◆ EXERCISE
Write out all entries word for word.

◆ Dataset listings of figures
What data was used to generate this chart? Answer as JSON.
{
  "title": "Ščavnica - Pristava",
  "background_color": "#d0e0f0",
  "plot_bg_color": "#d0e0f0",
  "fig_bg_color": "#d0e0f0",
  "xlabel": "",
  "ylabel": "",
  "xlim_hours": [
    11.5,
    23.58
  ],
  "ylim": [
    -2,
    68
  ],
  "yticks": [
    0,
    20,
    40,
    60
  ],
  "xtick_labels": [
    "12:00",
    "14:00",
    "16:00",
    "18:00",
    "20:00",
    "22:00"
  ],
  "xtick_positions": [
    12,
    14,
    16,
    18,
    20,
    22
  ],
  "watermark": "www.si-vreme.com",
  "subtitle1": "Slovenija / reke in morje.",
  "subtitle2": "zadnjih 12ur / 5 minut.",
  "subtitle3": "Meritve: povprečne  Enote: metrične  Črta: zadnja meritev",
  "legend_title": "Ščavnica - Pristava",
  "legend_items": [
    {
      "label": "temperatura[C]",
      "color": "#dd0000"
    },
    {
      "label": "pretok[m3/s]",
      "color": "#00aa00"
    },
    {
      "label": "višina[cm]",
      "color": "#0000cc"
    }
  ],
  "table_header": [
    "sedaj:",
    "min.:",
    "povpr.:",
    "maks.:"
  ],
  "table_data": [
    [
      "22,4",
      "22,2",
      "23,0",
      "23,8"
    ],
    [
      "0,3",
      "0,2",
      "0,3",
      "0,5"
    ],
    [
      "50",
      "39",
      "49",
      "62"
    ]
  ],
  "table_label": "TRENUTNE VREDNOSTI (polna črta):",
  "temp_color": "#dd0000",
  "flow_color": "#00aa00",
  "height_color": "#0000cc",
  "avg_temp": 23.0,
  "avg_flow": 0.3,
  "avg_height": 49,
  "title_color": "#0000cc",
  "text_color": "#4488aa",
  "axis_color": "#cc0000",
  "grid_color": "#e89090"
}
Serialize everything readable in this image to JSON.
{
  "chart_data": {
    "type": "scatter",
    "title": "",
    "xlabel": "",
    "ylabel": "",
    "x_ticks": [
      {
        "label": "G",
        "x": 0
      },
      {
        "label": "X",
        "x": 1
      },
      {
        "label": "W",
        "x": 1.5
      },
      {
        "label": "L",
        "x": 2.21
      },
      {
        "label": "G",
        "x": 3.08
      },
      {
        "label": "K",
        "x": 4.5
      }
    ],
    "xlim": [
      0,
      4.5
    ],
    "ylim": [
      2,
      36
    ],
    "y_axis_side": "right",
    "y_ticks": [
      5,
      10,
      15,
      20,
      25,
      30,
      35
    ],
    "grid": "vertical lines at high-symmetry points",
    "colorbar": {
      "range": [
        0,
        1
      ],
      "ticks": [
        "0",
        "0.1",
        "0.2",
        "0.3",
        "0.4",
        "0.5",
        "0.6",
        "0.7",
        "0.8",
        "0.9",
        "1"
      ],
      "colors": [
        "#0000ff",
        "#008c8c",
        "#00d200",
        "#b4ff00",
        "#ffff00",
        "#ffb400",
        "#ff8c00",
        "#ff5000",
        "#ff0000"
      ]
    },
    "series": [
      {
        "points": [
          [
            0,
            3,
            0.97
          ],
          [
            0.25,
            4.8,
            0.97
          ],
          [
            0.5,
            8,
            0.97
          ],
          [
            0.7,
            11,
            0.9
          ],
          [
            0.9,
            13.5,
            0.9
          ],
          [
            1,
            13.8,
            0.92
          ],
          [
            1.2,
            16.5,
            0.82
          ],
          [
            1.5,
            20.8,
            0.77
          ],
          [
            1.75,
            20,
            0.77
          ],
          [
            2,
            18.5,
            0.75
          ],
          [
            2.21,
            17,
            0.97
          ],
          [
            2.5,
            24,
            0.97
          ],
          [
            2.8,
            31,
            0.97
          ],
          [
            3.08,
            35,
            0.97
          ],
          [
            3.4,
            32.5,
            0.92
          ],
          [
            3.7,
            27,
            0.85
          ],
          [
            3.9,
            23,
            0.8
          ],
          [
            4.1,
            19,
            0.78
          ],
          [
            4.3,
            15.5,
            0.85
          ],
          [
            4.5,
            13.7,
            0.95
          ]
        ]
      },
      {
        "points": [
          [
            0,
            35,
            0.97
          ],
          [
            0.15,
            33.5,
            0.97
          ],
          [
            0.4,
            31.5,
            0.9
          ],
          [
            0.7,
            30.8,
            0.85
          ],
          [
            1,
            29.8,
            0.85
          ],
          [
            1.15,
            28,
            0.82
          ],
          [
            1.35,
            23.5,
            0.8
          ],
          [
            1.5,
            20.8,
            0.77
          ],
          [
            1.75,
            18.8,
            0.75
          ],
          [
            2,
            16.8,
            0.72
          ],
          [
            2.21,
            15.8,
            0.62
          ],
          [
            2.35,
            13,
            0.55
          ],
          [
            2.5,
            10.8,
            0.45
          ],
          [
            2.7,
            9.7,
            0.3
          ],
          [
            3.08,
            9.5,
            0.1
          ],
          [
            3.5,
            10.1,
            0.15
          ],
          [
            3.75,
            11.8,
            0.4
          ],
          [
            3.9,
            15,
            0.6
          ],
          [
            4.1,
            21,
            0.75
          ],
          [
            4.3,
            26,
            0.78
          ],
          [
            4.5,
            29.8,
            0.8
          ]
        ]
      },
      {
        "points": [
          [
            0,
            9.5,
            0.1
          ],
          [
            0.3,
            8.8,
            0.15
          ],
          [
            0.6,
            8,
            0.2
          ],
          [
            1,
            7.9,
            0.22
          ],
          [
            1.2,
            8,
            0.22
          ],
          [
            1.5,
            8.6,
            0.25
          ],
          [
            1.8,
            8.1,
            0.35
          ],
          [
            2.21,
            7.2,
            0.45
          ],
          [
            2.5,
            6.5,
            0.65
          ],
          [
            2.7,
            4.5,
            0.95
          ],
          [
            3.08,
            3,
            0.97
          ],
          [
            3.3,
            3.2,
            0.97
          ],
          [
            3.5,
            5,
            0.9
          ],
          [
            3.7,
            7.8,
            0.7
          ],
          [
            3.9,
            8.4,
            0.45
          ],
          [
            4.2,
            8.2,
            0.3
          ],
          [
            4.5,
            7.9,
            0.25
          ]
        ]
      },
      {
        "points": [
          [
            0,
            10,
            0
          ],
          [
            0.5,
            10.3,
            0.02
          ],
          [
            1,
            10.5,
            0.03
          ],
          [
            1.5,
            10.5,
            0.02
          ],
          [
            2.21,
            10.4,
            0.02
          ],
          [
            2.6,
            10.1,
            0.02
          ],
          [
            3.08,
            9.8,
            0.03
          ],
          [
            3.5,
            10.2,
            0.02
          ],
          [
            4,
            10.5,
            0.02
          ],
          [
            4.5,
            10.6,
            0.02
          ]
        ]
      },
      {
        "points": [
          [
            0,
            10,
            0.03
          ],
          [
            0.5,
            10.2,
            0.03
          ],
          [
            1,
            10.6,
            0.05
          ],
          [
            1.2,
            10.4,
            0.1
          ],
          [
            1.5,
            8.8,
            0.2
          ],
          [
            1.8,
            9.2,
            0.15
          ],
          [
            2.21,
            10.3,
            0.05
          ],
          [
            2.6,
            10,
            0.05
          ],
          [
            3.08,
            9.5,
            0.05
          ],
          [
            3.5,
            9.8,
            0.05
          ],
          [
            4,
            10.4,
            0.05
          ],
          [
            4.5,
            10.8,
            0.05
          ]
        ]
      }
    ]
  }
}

◆ TASK SOLUTION
What data was used to generate this chart? Answer as JSON.
{
  "title": "Ščavnica - Pristava",
  "background_color": "#d0e0f0",
  "plot_bg_color": "#d0e0f0",
  "fig_bg_color": "#d0e0f0",
  "xlabel": "",
  "ylabel": "",
  "xlim_hours": [
    11.5,
    23.58
  ],
  "ylim": [
    -2,
    68
  ],
  "yticks": [
    0,
    20,
    40,
    60
  ],
  "xtick_labels": [
    "12:00",
    "14:00",
    "16:00",
    "18:00",
    "20:00",
    "22:00"
  ],
  "xtick_positions": [
    12,
    14,
    16,
    18,
    20,
    22
  ],
  "watermark": "www.si-vreme.com",
  "subtitle1": "Slovenija / reke in morje.",
  "subtitle2": "zadnjih 12ur / 5 minut.",
  "subtitle3": "Meritve: povprečne  Enote: metrične  Črta: zadnja meritev",
  "legend_title": "Ščavnica - Pristava",
  "legend_items": [
    {
      "label": "temperatura[C]",
      "color": "#dd0000"
    },
    {
      "label": "pretok[m3/s]",
      "color": "#00aa00"
    },
    {
      "label": "višina[cm]",
      "color": "#0000cc"
    }
  ],
  "table_header": [
    "sedaj:",
    "min.:",
    "povpr.:",
    "maks.:"
  ],
  "table_data": [
    [
      "22,4",
      "22,2",
      "23,0",
      "23,8"
    ],
    [
      "0,3",
      "0,2",
      "0,3",
      "0,5"
    ],
    [
      "50",
      "39",
      "49",
      "62"
    ]
  ],
  "table_label": "TRENUTNE VREDNOSTI (polna črta):",
  "temp_color": "#dd0000",
  "flow_color": "#00aa00",
  "height_color": "#0000cc",
  "avg_temp": 23.0,
  "avg_flow": 0.3,
  "avg_height": 49,
  "title_color": "#0000cc",
  "text_color": "#4488aa",
  "axis_color": "#cc0000",
  "grid_color": "#e89090"
}
Serialize everything readable in this image to JSON.
{
  "chart_data": {
    "type": "scatter",
    "title": "",
    "xlabel": "",
    "ylabel": "",
    "x_ticks": [
      {
        "label": "G",
        "x": 0
      },
      {
        "label": "X",
        "x": 1
      },
      {
        "label": "W",
        "x": 1.5
      },
      {
        "label": "L",
        "x": 2.21
      },
      {
        "label": "G",
        "x": 3.08
      },
      {
        "label": "K",
        "x": 4.5
      }
    ],
    "xlim": [
      0,
      4.5
    ],
    "ylim": [
      2,
      36
    ],
    "y_axis_side": "right",
    "y_ticks": [
      5,
      10,
      15,
      20,
      25,
      30,
      35
    ],
    "grid": "vertical lines at high-symmetry points",
    "colorbar": {
      "range": [
        0,
        1
      ],
      "ticks": [
        "0",
        "0.1",
        "0.2",
        "0.3",
        "0.4",
        "0.5",
        "0.6",
        "0.7",
        "0.8",
        "0.9",
        "1"
      ],
      "colors": [
        "#0000ff",
        "#008c8c",
        "#00d200",
        "#b4ff00",
        "#ffff00",
        "#ffb400",
        "#ff8c00",
        "#ff5000",
        "#ff0000"
      ]
    },
    "series": [
      {
        "points": [
          [
            0,
            3,
            0.97
          ],
          [
            0.25,
            4.8,
            0.97
          ],
          [
            0.5,
            8,
            0.97
          ],
          [
            0.7,
            11,
            0.9
          ],
          [
            0.9,
            13.5,
            0.9
          ],
          [
            1,
            13.8,
            0.92
          ],
          [
            1.2,
            16.5,
            0.82
          ],
          [
            1.5,
            20.8,
            0.77
          ],
          [
            1.75,
            20,
            0.77
          ],
          [
            2,
            18.5,
            0.75
          ],
          [
            2.21,
            17,
            0.97
          ],
          [
            2.5,
            24,
            0.97
          ],
          [
            2.8,
            31,
            0.97
          ],
          [
            3.08,
            35,
            0.97
          ],
          [
            3.4,
            32.5,
            0.92
          ],
          [
            3.7,
            27,
            0.85
          ],
          [
            3.9,
            23,
            0.8
          ],
          [
            4.1,
            19,
            0.78
          ],
          [
            4.3,
            15.5,
            0.85
          ],
          [
            4.5,
            13.7,
            0.95
          ]
        ]
      },
      {
        "points": [
          [
            0,
            35,
            0.97
          ],
          [
            0.15,
            33.5,
            0.97
          ],
          [
            0.4,
            31.5,
            0.9
          ],
          [
            0.7,
            30.8,
            0.85
          ],
          [
            1,
            29.8,
            0.85
          ],
          [
            1.15,
            28,
            0.82
          ],
          [
            1.35,
            23.5,
            0.8
          ],
          [
            1.5,
            20.8,
            0.77
          ],
          [
            1.75,
            18.8,
            0.75
          ],
          [
            2,
            16.8,
            0.72
          ],
          [
            2.21,
            15.8,
            0.62
          ],
          [
            2.35,
            13,
            0.55
          ],
          [
            2.5,
            10.8,
            0.45
          ],
          [
            2.7,
            9.7,
            0.3
          ],
          [
            3.08,
            9.5,
            0.1
          ],
          [
            3.5,
            10.1,
            0.15
          ],
          [
            3.75,
            11.8,
            0.4
          ],
          [
            3.9,
            15,
            0.6
          ],
          [
            4.1,
            21,
            0.75
          ],
          [
            4.3,
            26,
            0.78
          ],
          [
            4.5,
            29.8,
            0.8
          ]
        ]
      },
      {
        "points": [
          [
            0,
            9.5,
            0.1
          ],
          [
            0.3,
            8.8,
            0.15
          ],
          [
            0.6,
            8,
            0.2
          ],
          [
            1,
            7.9,
            0.22
          ],
          [
            1.2,
            8,
            0.22
          ],
          [
            1.5,
            8.6,
            0.25
          ],
          [
            1.8,
            8.1,
            0.35
          ],
          [
            2.21,
            7.2,
            0.45
          ],
          [
            2.5,
            6.5,
            0.65
          ],
          [
            2.7,
            4.5,
            0.95
          ],
          [
            3.08,
            3,
            0.97
          ],
          [
            3.3,
            3.2,
            0.97
          ],
          [
            3.5,
            5,
            0.9
          ],
          [
            3.7,
            7.8,
            0.7
          ],
          [
            3.9,
            8.4,
            0.45
          ],
          [
            4.2,
            8.2,
            0.3
          ],
          [
            4.5,
            7.9,
            0.25
          ]
        ]
      },
      {
        "points": [
          [
            0,
            10,
            0
          ],
          [
            0.5,
            10.3,
            0.02
          ],
          [
            1,
            10.5,
            0.03
          ],
          [
            1.5,
            10.5,
            0.02
          ],
          [
            2.21,
            10.4,
            0.02
          ],
          [
            2.6,
            10.1,
            0.02
          ],
          [
            3.08,
            9.8,
            0.03
          ],
          [
            3.5,
            10.2,
            0.02
          ],
          [
            4,
            10.5,
            0.02
          ],
          [
            4.5,
            10.6,
            0.02
          ]
        ]
      },
      {
        "points": [
          [
            0,
            10,
            0.03
          ],
          [
            0.5,
            10.2,
            0.03
          ],
          [
            1,
            10.6,
            0.05
          ],
          [
            1.2,
            10.4,
            0.1
          ],
          [
            1.5,
            8.8,
            0.2
          ],
          [
            1.8,
            9.2,
            0.15
          ],
          [
            2.21,
            10.3,
            0.05
          ],
          [
            2.6,
            10,
            0.05
          ],
          [
            3.08,
            9.5,
            0.05
          ],
          [
            3.5,
            9.8,
            0.05
          ],
          [
            4,
            10.4,
            0.05
          ],
          [
            4.5,
            10.8,
            0.05
          ]
        ]
      }
    ]
  }
}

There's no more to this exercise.